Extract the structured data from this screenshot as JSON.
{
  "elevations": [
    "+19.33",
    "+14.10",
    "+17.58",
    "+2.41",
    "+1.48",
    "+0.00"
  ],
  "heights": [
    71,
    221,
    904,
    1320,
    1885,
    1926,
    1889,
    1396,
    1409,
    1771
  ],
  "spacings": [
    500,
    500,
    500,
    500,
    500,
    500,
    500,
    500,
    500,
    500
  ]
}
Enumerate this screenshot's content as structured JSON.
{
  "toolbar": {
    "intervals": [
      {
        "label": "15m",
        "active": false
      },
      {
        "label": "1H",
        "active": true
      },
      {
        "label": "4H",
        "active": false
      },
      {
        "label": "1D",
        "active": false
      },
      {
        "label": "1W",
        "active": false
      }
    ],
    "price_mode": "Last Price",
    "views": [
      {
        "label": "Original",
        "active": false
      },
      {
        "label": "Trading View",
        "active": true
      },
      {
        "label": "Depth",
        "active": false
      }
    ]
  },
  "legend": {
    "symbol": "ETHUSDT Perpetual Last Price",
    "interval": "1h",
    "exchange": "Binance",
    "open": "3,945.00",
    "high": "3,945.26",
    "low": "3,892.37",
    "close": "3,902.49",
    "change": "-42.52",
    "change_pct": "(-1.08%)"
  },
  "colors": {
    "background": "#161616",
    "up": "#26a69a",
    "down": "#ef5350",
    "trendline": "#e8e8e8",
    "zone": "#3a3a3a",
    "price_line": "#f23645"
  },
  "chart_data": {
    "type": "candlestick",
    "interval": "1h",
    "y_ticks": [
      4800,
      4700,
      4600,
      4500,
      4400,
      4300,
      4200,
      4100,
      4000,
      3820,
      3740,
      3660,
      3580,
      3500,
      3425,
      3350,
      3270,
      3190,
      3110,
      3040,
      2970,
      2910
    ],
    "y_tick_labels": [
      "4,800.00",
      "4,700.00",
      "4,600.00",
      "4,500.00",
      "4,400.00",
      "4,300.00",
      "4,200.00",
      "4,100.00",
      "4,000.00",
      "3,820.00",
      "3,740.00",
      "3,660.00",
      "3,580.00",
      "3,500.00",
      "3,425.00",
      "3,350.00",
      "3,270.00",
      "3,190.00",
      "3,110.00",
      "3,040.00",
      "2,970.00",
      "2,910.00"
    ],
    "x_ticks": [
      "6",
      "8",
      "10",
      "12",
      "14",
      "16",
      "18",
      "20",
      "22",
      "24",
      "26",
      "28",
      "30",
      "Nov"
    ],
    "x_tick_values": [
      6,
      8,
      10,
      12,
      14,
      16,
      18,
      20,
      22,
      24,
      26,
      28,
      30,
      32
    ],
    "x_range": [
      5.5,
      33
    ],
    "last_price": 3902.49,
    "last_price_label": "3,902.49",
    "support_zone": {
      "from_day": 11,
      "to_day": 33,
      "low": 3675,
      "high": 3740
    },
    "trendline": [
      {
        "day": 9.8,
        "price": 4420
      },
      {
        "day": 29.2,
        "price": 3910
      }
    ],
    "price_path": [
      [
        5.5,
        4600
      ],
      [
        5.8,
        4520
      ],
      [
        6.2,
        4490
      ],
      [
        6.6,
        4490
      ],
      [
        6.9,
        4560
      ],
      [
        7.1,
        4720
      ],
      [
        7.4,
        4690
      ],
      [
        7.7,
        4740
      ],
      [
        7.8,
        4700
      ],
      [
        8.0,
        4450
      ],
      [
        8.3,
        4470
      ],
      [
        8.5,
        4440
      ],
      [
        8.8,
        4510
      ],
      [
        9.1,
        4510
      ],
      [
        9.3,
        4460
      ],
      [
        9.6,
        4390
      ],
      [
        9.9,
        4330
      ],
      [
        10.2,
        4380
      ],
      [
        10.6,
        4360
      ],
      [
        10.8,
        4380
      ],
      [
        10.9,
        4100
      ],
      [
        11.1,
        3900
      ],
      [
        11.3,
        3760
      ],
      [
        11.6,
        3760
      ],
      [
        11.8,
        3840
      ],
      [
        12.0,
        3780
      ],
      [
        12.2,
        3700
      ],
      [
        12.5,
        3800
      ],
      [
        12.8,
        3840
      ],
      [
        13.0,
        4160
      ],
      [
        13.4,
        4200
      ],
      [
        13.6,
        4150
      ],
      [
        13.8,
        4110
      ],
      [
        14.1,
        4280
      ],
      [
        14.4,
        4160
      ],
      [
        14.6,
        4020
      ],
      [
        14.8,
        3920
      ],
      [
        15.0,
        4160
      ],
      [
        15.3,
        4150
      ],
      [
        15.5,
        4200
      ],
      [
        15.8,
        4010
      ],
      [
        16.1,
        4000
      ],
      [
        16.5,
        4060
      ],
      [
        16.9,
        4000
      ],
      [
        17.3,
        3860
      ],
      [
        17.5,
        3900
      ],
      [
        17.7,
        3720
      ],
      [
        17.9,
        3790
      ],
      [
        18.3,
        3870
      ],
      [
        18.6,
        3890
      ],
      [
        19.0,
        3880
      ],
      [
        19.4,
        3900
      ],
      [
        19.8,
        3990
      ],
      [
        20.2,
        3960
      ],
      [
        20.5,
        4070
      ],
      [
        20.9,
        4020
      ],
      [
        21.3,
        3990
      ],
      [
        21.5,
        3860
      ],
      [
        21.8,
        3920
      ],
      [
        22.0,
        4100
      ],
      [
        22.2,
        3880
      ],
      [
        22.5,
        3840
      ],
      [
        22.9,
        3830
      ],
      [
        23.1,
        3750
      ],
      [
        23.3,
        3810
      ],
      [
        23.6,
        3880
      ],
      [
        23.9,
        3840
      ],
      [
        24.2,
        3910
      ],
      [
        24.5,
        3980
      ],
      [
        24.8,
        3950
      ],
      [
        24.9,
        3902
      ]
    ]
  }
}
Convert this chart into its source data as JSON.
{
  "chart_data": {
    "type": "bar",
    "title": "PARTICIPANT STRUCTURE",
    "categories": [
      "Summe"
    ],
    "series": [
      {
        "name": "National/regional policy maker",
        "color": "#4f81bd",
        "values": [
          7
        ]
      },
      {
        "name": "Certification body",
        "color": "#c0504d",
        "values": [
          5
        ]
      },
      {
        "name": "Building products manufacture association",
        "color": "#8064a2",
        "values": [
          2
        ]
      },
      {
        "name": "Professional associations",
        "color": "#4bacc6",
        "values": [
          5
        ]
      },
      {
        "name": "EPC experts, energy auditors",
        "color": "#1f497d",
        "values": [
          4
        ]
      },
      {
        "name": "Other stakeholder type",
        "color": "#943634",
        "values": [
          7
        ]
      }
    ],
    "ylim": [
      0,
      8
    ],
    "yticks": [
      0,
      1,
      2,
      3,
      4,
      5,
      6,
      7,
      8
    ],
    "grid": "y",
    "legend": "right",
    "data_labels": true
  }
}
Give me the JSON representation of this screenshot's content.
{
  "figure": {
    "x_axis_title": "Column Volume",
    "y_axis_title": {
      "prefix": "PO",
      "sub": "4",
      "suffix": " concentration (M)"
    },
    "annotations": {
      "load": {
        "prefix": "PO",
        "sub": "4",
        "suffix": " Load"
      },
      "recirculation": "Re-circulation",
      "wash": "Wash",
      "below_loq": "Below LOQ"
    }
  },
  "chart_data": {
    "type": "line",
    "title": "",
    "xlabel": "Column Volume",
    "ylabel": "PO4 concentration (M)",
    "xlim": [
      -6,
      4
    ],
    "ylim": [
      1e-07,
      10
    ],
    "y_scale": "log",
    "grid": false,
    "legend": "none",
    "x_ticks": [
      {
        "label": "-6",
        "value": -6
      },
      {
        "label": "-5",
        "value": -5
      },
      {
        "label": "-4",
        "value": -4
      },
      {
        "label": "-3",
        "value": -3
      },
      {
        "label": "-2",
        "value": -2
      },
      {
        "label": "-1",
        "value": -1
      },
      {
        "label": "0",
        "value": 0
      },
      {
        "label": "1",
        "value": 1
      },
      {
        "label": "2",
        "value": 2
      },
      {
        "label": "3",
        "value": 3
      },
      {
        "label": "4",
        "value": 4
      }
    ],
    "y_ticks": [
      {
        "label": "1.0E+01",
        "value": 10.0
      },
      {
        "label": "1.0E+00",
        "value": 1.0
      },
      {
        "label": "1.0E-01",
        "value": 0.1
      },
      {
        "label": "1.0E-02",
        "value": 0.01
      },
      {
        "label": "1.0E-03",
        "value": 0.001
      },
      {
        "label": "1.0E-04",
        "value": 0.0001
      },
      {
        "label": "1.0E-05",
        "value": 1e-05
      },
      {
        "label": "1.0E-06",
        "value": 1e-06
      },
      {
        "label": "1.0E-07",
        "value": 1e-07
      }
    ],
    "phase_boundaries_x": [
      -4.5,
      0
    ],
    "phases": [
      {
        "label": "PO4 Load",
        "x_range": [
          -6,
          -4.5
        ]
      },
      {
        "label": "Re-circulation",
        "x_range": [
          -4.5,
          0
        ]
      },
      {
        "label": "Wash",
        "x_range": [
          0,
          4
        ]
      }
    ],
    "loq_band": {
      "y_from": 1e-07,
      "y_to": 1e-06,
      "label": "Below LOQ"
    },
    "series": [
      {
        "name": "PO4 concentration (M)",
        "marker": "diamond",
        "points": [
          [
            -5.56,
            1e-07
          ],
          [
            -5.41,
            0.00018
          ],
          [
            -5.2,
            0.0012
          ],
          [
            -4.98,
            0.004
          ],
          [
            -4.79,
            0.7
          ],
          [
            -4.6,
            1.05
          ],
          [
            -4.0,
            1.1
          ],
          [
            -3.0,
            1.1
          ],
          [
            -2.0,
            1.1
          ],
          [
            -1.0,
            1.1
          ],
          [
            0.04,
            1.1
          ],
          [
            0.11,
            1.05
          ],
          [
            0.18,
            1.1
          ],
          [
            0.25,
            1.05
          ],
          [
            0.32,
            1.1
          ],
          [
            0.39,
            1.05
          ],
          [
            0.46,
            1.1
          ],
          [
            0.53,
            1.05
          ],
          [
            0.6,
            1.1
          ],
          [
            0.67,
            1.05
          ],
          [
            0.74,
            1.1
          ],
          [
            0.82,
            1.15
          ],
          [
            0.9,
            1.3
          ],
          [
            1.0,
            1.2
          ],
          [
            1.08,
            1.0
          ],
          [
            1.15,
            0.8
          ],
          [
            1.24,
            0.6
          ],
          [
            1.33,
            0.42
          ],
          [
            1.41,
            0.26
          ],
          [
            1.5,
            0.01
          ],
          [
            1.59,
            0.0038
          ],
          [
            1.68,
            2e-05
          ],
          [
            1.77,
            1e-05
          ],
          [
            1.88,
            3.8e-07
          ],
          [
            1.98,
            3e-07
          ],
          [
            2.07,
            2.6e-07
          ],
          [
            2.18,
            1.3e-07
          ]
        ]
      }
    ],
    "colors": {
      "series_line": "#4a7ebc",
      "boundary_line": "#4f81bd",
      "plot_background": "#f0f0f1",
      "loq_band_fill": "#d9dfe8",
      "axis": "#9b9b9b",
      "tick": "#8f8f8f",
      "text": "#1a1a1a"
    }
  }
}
☆ ☆ ☆ ☆ ☆
EXERCISE DESCRIPTION |
Using the records above, copy each line that contains "JSON".

EXERCISE SOLUTION |
Extract the structured data from this screenshot as JSON.
Enumerate this screenshot's content as structured JSON.
Convert this chart into its source data as JSON.
Give me the JSON representation of this screenshot's content.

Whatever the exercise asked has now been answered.